Rewrite the material from the start through the line containing "staticText: ADD bbox=[195, 270, 231, 292]", swapping "components" for "elements" and leaving everything else unchanged.

■ ■ ■ ■

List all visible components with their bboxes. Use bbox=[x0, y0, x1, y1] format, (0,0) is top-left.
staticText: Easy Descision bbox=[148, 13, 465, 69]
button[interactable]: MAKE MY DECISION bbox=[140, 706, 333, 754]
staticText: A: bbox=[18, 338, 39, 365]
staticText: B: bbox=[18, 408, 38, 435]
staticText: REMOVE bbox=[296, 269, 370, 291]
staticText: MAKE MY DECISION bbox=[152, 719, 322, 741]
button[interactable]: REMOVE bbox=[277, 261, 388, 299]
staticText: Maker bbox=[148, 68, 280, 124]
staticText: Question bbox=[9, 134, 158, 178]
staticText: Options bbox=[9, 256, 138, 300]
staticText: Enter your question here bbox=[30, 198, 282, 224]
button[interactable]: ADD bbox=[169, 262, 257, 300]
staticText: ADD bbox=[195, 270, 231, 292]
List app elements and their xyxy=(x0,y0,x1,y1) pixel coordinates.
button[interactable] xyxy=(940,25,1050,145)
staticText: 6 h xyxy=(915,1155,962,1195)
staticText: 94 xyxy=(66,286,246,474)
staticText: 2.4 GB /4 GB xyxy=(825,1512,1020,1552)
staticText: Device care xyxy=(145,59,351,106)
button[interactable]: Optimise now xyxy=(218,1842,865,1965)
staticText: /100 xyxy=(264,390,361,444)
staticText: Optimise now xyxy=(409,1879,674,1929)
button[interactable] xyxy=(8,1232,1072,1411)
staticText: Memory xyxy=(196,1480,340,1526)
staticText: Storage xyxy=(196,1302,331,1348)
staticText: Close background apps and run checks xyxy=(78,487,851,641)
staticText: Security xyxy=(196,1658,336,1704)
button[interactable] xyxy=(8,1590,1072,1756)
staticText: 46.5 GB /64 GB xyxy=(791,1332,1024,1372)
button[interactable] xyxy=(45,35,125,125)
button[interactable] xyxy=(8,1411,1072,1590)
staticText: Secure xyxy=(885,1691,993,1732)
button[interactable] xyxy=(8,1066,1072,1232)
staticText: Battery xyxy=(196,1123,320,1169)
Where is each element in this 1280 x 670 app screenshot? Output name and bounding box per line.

■ ■ ■ ■

_REPLY TO THE TASK_
List all visible elements with their bboxes. Use bbox=[x0, y0, x1, y1] format, (0,0) is top-left.
staticText: Easy Descision bbox=[148, 13, 465, 69]
button[interactable]: MAKE MY DECISION bbox=[140, 706, 333, 754]
staticText: A: bbox=[18, 338, 39, 365]
staticText: B: bbox=[18, 408, 38, 435]
staticText: REMOVE bbox=[296, 269, 370, 291]
staticText: MAKE MY DECISION bbox=[152, 719, 322, 741]
button[interactable]: REMOVE bbox=[277, 261, 388, 299]
staticText: Maker bbox=[148, 68, 280, 124]
staticText: Question bbox=[9, 134, 158, 178]
staticText: Options bbox=[9, 256, 138, 300]
staticText: Enter your question here bbox=[30, 198, 282, 224]
button[interactable]: ADD bbox=[169, 262, 257, 300]
staticText: ADD bbox=[195, 270, 231, 292]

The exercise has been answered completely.